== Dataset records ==
···
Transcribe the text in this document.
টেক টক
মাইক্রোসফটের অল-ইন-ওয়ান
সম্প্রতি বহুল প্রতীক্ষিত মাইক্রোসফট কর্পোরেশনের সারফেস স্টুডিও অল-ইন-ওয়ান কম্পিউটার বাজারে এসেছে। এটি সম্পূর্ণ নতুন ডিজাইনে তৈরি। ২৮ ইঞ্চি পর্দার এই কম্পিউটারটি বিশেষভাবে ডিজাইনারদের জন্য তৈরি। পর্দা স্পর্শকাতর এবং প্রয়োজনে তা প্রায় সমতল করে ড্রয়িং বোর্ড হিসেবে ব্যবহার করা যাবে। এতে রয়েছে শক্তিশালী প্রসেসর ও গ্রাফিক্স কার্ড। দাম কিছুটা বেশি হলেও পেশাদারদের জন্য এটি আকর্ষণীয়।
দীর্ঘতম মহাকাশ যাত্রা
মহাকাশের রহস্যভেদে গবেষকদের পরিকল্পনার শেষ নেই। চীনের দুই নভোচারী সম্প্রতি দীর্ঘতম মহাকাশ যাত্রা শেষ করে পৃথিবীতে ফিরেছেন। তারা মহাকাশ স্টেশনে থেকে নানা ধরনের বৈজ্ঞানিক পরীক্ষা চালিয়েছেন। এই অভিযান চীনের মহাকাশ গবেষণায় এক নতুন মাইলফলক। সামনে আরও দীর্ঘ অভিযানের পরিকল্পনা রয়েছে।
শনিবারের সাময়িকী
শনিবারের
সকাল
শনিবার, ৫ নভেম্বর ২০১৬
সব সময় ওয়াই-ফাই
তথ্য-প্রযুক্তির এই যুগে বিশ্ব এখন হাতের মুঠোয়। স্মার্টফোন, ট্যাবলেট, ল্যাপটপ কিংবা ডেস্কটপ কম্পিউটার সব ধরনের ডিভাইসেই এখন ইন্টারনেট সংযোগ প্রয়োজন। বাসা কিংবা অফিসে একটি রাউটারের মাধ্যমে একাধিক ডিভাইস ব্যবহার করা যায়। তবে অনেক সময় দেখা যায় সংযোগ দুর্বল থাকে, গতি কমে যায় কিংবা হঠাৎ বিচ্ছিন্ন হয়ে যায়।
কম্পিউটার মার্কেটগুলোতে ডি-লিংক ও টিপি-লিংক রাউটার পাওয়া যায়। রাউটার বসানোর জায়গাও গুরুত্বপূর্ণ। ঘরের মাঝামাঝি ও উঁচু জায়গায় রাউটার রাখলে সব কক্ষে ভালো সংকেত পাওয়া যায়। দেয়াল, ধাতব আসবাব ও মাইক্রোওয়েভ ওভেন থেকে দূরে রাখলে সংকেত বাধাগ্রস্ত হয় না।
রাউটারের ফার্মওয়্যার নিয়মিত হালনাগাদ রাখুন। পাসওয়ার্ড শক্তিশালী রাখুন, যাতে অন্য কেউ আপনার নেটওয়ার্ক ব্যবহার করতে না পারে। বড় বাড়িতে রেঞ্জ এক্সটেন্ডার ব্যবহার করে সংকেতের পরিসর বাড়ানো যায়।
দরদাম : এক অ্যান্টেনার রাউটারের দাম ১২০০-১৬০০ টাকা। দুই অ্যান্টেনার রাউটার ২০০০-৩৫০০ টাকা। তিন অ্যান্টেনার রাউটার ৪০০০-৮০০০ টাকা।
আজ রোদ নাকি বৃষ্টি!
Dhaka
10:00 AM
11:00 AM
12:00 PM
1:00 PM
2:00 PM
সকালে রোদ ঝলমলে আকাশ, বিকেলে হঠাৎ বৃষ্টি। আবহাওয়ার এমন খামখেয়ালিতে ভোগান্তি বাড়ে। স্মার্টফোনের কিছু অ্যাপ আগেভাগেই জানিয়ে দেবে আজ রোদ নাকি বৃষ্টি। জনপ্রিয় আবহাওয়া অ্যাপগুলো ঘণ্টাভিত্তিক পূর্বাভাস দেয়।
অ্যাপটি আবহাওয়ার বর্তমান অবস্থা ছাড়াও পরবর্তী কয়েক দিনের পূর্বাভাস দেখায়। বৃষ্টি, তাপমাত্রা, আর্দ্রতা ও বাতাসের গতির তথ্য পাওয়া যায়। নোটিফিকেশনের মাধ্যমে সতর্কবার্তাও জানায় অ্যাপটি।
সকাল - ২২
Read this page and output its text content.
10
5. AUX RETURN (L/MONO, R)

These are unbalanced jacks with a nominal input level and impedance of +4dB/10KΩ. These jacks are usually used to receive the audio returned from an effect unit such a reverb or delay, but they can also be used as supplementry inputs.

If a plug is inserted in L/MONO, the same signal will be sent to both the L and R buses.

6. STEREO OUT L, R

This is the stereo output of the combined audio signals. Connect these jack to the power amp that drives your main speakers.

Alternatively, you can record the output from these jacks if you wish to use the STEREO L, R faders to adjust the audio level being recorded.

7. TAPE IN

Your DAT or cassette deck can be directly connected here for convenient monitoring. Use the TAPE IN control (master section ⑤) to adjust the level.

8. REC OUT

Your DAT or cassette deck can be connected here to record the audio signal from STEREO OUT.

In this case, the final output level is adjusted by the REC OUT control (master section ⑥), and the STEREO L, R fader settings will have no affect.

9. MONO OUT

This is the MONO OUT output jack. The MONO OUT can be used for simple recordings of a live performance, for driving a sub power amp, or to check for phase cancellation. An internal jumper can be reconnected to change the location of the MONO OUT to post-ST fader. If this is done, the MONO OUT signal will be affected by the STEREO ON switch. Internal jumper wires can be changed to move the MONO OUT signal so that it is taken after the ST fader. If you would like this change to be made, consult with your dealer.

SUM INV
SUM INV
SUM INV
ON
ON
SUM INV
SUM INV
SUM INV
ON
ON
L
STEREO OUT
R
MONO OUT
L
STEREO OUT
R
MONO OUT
···
== Task directions ==
Would you reproduce the material above in full, exactly as given?

== Exercise answer ==
Transcribe the text in this document.
টেক টক
মাইক্রোসফটের অল-ইন-ওয়ান
সম্প্রতি বহুল প্রতীক্ষিত মাইক্রোসফট কর্পোরেশনের সারফেস স্টুডিও অল-ইন-ওয়ান কম্পিউটার বাজারে এসেছে। এটি সম্পূর্ণ নতুন ডিজাইনে তৈরি। ২৮ ইঞ্চি পর্দার এই কম্পিউটারটি বিশেষভাবে ডিজাইনারদের জন্য তৈরি। পর্দা স্পর্শকাতর এবং প্রয়োজনে তা প্রায় সমতল করে ড্রয়িং বোর্ড হিসেবে ব্যবহার করা যাবে। এতে রয়েছে শক্তিশালী প্রসেসর ও গ্রাফিক্স কার্ড। দাম কিছুটা বেশি হলেও পেশাদারদের জন্য এটি আকর্ষণীয়।
দীর্ঘতম মহাকাশ যাত্রা
মহাকাশের রহস্যভেদে গবেষকদের পরিকল্পনার শেষ নেই। চীনের দুই নভোচারী সম্প্রতি দীর্ঘতম মহাকাশ যাত্রা শেষ করে পৃথিবীতে ফিরেছেন। তারা মহাকাশ স্টেশনে থেকে নানা ধরনের বৈজ্ঞানিক পরীক্ষা চালিয়েছেন। এই অভিযান চীনের মহাকাশ গবেষণায় এক নতুন মাইলফলক। সামনে আরও দীর্ঘ অভিযানের পরিকল্পনা রয়েছে।
শনিবারের সাময়িকী
শনিবারের
সকাল
শনিবার, ৫ নভেম্বর ২০১৬
সব সময় ওয়াই-ফাই
তথ্য-প্রযুক্তির এই যুগে বিশ্ব এখন হাতের মুঠোয়। স্মার্টফোন, ট্যাবলেট, ল্যাপটপ কিংবা ডেস্কটপ কম্পিউটার সব ধরনের ডিভাইসেই এখন ইন্টারনেট সংযোগ প্রয়োজন। বাসা কিংবা অফিসে একটি রাউটারের মাধ্যমে একাধিক ডিভাইস ব্যবহার করা যায়। তবে অনেক সময় দেখা যায় সংযোগ দুর্বল থাকে, গতি কমে যায় কিংবা হঠাৎ বিচ্ছিন্ন হয়ে যায়।
কম্পিউটার মার্কেটগুলোতে ডি-লিংক ও টিপি-লিংক রাউটার পাওয়া যায়। রাউটার বসানোর জায়গাও গুরুত্বপূর্ণ। ঘরের মাঝামাঝি ও উঁচু জায়গায় রাউটার রাখলে সব কক্ষে ভালো সংকেত পাওয়া যায়। দেয়াল, ধাতব আসবাব ও মাইক্রোওয়েভ ওভেন থেকে দূরে রাখলে সংকেত বাধাগ্রস্ত হয় না।
রাউটারের ফার্মওয়্যার নিয়মিত হালনাগাদ রাখুন। পাসওয়ার্ড শক্তিশালী রাখুন, যাতে অন্য কেউ আপনার নেটওয়ার্ক ব্যবহার করতে না পারে। বড় বাড়িতে রেঞ্জ এক্সটেন্ডার ব্যবহার করে সংকেতের পরিসর বাড়ানো যায়।
দরদাম : এক অ্যান্টেনার রাউটারের দাম ১২০০-১৬০০ টাকা। দুই অ্যান্টেনার রাউটার ২০০০-৩৫০০ টাকা। তিন অ্যান্টেনার রাউটার ৪০০০-৮০০০ টাকা।
আজ রোদ নাকি বৃষ্টি!
Dhaka
10:00 AM
11:00 AM
12:00 PM
1:00 PM
2:00 PM
সকালে রোদ ঝলমলে আকাশ, বিকেলে হঠাৎ বৃষ্টি। আবহাওয়ার এমন খামখেয়ালিতে ভোগান্তি বাড়ে। স্মার্টফোনের কিছু অ্যাপ আগেভাগেই জানিয়ে দেবে আজ রোদ নাকি বৃষ্টি। জনপ্রিয় আবহাওয়া অ্যাপগুলো ঘণ্টাভিত্তিক পূর্বাভাস দেয়।
অ্যাপটি আবহাওয়ার বর্তমান অবস্থা ছাড়াও পরবর্তী কয়েক দিনের পূর্বাভাস দেখায়। বৃষ্টি, তাপমাত্রা, আর্দ্রতা ও বাতাসের গতির তথ্য পাওয়া যায়। নোটিফিকেশনের মাধ্যমে সতর্কবার্তাও জানায় অ্যাপটি।
সকাল - ২২
Read this page and output its text content.
10
5. AUX RETURN (L/MONO, R)

These are unbalanced jacks with a nominal input level and impedance of +4dB/10KΩ. These jacks are usually used to receive the audio returned from an effect unit such a reverb or delay, but they can also be used as supplementry inputs.

If a plug is inserted in L/MONO, the same signal will be sent to both the L and R buses.

6. STEREO OUT L, R

This is the stereo output of the combined audio signals. Connect these jack to the power amp that drives your main speakers.

Alternatively, you can record the output from these jacks if you wish to use the STEREO L, R faders to adjust the audio level being recorded.

7. TAPE IN

Your DAT or cassette deck can be directly connected here for convenient monitoring. Use the TAPE IN control (master section ⑤) to adjust the level.

8. REC OUT

Your DAT or cassette deck can be connected here to record the audio signal from STEREO OUT.

In this case, the final output level is adjusted by the REC OUT control (master section ⑥), and the STEREO L, R fader settings will have no affect.

9. MONO OUT

This is the MONO OUT output jack. The MONO OUT can be used for simple recordings of a live performance, for driving a sub power amp, or to check for phase cancellation. An internal jumper can be reconnected to change the location of the MONO OUT to post-ST fader. If this is done, the MONO OUT signal will be affected by the STEREO ON switch. Internal jumper wires can be changed to move the MONO OUT signal so that it is taken after the ST fader. If you would like this change to be made, consult with your dealer.

SUM INV
SUM INV
SUM INV
ON
ON
SUM INV
SUM INV
SUM INV
ON
ON
L
STEREO OUT
R
MONO OUT
L
STEREO OUT
R
MONO OUT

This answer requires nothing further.